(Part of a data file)
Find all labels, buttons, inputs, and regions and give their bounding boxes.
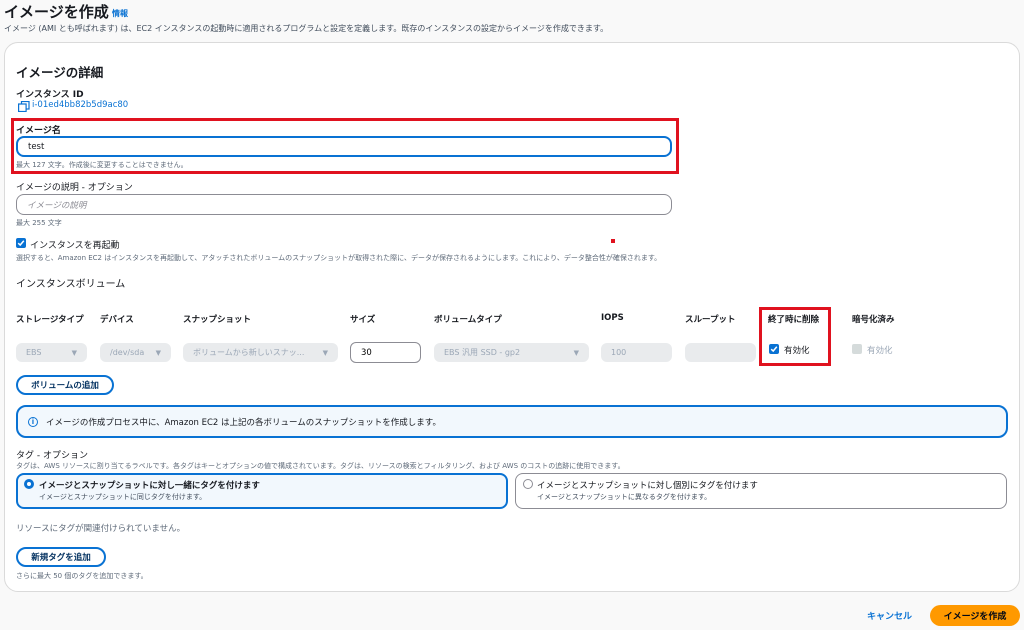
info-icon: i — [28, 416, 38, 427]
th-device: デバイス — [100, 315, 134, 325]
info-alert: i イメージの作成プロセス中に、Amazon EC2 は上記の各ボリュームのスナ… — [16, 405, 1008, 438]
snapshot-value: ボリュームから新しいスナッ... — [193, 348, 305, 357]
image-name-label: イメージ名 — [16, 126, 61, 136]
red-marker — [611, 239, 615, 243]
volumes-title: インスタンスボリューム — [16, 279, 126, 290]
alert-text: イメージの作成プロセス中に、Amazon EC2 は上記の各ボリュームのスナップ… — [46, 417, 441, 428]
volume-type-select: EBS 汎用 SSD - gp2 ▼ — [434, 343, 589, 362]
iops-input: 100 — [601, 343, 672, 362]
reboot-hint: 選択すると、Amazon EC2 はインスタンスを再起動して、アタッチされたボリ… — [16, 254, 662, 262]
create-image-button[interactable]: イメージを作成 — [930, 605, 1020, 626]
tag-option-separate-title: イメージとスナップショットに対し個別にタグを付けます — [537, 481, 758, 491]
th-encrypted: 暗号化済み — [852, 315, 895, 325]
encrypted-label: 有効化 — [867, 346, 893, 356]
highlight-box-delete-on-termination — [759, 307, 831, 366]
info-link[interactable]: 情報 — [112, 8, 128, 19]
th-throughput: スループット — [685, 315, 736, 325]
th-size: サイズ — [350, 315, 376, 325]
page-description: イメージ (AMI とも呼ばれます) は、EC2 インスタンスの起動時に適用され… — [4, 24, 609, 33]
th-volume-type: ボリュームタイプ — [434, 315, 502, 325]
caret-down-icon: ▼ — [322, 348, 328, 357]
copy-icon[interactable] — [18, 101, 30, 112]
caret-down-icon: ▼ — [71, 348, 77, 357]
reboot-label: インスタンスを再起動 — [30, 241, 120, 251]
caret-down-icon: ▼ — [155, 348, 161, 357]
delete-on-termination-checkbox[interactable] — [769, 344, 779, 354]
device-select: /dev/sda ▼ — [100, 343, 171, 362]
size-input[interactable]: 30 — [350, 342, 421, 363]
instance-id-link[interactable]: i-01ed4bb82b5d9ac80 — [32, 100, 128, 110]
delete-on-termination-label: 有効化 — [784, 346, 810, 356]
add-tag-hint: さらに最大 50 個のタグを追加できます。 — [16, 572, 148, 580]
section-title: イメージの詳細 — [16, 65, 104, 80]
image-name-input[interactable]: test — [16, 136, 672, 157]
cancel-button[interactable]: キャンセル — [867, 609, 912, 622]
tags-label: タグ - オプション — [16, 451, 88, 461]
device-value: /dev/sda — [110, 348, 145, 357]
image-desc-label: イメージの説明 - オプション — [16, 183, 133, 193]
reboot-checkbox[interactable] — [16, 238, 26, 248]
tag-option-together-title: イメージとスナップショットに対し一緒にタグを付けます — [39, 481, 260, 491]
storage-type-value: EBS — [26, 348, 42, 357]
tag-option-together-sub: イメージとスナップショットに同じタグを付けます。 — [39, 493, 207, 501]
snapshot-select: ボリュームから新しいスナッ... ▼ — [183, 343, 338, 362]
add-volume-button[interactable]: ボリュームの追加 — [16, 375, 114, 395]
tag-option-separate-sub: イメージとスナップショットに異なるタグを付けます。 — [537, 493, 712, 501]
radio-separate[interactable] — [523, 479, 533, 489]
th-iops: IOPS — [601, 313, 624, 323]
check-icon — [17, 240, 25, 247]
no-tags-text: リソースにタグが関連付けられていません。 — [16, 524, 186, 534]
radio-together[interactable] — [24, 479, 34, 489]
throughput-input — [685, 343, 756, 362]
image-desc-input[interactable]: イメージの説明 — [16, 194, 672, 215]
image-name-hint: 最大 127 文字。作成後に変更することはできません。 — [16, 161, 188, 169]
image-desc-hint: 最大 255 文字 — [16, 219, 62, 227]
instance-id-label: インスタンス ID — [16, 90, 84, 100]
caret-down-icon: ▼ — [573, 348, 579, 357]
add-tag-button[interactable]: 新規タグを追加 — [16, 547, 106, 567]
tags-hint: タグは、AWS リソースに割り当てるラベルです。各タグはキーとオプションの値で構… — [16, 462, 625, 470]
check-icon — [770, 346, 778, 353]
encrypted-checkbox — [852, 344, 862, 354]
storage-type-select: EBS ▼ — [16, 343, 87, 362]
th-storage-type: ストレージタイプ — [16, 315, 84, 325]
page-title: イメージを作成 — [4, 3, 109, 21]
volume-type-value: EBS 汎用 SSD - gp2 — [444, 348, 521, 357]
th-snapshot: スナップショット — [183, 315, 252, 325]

--

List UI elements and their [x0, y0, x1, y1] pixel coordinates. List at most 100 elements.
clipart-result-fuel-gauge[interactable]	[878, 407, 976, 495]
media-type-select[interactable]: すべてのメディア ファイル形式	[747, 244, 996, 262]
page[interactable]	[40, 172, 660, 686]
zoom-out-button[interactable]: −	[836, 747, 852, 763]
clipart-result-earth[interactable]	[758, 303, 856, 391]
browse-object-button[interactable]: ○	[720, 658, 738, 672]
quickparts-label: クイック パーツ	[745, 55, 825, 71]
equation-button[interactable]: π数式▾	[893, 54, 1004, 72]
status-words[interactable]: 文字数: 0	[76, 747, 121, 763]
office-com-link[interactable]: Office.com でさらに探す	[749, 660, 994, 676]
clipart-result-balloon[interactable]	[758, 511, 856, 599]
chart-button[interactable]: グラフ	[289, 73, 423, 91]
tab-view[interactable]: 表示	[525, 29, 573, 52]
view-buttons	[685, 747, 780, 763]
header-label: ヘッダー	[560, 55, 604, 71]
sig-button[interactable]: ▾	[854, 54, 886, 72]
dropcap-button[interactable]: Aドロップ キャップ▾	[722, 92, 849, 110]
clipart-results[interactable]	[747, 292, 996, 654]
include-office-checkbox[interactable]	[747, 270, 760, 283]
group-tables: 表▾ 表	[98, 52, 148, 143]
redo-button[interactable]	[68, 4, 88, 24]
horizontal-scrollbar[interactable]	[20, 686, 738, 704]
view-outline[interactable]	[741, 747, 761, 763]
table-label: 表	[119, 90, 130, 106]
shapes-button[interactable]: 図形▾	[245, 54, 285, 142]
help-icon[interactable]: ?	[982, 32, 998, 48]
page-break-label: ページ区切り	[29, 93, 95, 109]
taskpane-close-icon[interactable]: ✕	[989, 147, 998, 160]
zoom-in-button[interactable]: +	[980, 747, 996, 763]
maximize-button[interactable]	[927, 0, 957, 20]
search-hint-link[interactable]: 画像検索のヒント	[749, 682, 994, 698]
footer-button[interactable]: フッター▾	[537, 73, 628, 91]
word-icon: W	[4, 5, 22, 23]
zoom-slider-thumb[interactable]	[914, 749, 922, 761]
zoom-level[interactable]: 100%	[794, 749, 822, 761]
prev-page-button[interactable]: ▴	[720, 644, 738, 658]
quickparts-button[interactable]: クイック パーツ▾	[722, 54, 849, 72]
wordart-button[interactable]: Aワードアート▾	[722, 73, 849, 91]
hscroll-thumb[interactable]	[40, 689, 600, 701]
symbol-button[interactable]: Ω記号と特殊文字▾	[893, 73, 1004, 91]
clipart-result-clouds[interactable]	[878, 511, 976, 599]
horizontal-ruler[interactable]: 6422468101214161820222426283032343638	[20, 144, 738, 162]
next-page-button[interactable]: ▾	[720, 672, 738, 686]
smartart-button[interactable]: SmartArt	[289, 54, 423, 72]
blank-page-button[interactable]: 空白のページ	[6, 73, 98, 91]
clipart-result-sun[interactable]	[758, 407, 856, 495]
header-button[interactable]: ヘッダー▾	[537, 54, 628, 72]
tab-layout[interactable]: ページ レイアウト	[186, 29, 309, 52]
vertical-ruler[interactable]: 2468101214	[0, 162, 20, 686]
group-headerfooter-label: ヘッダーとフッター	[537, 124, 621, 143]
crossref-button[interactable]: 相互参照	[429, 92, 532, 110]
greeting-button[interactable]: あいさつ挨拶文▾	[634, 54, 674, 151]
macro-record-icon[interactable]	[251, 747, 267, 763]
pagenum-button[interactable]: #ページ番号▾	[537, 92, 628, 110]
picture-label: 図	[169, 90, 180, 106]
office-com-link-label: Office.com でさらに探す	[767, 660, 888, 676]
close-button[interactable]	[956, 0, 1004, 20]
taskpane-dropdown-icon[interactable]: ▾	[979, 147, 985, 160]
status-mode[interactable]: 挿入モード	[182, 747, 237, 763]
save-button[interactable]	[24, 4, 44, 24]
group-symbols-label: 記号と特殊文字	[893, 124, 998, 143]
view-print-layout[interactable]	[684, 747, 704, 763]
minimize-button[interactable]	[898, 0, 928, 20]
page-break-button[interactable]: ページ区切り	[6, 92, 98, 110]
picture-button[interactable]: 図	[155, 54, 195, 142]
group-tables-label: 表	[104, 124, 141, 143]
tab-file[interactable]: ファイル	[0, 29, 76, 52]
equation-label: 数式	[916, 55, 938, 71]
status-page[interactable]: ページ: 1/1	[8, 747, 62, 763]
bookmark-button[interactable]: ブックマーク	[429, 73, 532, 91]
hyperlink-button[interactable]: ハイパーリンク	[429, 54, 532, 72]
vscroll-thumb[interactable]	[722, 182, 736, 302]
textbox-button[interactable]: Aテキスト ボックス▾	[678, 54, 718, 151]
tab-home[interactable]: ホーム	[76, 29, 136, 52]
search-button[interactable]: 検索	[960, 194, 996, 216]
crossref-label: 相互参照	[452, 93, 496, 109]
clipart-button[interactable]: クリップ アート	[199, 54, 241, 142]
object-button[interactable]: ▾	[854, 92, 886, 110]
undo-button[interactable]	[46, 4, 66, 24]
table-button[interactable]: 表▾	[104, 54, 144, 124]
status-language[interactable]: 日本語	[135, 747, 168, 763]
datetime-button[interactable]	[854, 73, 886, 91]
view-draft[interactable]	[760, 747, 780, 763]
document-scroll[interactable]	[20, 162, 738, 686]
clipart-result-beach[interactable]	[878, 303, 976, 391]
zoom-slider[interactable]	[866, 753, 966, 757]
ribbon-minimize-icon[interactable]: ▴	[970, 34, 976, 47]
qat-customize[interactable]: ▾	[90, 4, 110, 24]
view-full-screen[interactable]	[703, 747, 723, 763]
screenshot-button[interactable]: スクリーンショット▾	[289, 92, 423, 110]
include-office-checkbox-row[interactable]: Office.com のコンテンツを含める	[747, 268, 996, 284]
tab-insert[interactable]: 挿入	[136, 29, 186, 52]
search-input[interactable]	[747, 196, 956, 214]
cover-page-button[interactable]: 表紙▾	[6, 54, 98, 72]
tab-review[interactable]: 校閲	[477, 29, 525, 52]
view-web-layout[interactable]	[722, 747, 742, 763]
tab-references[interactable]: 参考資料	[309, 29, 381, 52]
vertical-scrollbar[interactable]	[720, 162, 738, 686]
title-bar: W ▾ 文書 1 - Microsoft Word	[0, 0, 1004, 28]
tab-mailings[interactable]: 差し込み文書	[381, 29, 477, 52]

---

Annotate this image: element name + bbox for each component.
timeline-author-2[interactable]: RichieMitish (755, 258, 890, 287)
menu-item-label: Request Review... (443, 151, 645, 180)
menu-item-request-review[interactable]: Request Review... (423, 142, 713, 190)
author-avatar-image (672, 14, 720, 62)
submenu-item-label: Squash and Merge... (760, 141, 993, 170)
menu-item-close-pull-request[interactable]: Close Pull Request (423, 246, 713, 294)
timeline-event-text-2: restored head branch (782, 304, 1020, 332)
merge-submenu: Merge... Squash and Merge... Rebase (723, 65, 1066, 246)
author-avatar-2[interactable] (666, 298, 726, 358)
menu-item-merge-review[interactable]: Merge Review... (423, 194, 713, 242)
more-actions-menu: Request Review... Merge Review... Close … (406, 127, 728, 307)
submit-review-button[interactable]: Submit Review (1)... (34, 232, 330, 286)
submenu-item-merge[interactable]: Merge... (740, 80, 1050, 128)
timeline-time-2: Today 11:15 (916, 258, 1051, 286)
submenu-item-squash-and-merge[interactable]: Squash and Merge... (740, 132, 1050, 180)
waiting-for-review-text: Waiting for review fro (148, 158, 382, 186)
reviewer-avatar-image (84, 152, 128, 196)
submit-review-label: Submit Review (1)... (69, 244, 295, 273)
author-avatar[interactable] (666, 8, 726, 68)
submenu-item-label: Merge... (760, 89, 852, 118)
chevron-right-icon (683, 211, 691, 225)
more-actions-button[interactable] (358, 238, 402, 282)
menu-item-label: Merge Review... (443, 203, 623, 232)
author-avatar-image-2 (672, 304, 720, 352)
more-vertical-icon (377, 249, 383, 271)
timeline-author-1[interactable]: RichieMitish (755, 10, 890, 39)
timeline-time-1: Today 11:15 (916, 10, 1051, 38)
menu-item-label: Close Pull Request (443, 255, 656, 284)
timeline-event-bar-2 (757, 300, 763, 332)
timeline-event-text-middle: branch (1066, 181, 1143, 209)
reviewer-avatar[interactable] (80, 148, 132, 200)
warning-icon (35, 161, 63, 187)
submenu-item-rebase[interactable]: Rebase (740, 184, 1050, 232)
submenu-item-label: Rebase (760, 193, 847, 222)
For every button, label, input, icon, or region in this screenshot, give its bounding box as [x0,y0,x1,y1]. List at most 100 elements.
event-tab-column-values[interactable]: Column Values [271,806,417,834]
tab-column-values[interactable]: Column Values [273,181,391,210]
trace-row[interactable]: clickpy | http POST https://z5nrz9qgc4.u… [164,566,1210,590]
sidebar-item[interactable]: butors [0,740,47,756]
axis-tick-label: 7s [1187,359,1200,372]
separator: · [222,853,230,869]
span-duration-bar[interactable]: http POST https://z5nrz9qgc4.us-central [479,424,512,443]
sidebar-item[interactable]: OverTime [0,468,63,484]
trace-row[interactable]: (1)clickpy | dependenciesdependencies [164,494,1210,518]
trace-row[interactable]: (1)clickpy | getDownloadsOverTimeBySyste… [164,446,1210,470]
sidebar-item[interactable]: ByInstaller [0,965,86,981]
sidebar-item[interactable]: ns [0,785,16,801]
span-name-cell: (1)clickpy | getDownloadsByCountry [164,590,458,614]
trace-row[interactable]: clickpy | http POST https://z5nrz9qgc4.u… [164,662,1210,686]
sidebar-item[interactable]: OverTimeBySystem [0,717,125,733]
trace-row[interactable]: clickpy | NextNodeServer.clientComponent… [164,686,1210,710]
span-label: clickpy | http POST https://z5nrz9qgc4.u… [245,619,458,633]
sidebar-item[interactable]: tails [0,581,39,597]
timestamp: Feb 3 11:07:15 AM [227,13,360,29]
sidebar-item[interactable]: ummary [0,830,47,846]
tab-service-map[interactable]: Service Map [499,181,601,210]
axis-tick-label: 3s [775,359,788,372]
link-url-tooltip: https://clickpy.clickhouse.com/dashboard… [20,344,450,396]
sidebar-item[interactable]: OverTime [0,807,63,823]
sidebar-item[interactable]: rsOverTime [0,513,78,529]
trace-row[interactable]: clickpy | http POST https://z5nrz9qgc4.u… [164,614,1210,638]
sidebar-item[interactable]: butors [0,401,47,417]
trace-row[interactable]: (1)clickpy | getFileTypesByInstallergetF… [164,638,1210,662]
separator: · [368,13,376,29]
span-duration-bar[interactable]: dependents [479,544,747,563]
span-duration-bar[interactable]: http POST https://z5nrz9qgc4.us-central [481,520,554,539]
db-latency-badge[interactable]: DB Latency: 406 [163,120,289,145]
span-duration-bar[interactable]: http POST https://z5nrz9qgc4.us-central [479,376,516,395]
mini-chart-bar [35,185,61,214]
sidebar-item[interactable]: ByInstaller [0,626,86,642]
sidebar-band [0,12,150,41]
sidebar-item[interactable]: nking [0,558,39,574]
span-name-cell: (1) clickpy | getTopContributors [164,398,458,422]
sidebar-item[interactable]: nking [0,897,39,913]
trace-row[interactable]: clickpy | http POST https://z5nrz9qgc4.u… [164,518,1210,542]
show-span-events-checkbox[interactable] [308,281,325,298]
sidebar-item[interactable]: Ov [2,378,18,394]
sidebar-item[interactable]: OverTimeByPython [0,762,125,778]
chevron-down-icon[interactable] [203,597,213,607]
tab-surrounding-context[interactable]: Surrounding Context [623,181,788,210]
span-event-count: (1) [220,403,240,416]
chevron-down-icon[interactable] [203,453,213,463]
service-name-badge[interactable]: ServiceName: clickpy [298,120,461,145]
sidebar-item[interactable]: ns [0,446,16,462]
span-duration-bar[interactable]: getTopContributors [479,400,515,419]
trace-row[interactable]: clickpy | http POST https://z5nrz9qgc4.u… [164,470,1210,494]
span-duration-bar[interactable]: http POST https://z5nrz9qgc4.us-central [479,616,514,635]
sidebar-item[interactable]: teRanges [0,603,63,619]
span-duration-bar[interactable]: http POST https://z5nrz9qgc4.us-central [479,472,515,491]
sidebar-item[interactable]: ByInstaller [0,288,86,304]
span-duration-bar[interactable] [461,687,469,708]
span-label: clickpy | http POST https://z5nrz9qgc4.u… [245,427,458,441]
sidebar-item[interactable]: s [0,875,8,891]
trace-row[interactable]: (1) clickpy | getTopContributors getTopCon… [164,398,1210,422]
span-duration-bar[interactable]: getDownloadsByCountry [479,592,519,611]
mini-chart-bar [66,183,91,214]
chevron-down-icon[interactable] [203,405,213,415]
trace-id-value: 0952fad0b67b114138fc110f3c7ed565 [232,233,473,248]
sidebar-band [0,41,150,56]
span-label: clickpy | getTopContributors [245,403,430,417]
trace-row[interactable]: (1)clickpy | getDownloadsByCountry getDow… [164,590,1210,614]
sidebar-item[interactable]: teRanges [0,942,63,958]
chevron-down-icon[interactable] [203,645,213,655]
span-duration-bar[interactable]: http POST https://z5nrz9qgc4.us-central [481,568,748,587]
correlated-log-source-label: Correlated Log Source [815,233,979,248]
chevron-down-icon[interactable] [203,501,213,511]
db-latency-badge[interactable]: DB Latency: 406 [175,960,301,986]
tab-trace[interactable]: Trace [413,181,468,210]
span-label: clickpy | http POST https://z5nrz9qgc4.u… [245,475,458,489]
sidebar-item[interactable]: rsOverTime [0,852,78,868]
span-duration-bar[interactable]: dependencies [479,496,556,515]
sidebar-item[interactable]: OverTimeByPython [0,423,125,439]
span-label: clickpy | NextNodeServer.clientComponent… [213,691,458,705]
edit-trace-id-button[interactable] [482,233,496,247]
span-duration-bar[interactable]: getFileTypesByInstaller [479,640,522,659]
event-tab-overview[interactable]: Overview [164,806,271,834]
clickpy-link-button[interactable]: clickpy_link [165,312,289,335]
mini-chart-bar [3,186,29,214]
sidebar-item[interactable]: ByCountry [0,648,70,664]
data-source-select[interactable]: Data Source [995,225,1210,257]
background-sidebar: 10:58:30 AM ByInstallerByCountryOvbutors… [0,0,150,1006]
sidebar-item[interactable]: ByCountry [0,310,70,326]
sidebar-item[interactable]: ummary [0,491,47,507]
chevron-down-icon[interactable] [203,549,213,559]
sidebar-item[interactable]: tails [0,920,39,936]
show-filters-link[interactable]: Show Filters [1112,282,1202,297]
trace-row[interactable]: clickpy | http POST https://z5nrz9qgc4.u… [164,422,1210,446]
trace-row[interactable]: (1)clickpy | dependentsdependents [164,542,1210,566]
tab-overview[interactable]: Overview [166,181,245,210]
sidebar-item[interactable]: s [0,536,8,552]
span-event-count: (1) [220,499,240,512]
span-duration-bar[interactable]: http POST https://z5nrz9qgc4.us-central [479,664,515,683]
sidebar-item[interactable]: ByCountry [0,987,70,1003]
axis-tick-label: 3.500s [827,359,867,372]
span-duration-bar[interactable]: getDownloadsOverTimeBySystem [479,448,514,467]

_TASK INSTRUCTIONS:_
Rewrite the rows beginning at the line that contains "info-icon: i — [28, 416, 38, 427]" and stopping after the line that contains "red-marker — [611, 239, 615, 243]", renaming "red-marker" to "highlight-marker" and leaving everything else unchanged.

_ANSWER TO THIS TASK:_
info-icon: i — [28, 416, 38, 427]
th-device: デバイス — [100, 315, 134, 325]
info-alert: i イメージの作成プロセス中に、Amazon EC2 は上記の各ボリュームのスナ… — [16, 405, 1008, 438]
snapshot-value: ボリュームから新しいスナッ... — [193, 348, 305, 357]
image-name-label: イメージ名 — [16, 126, 61, 136]
highlight-marker — [611, 239, 615, 243]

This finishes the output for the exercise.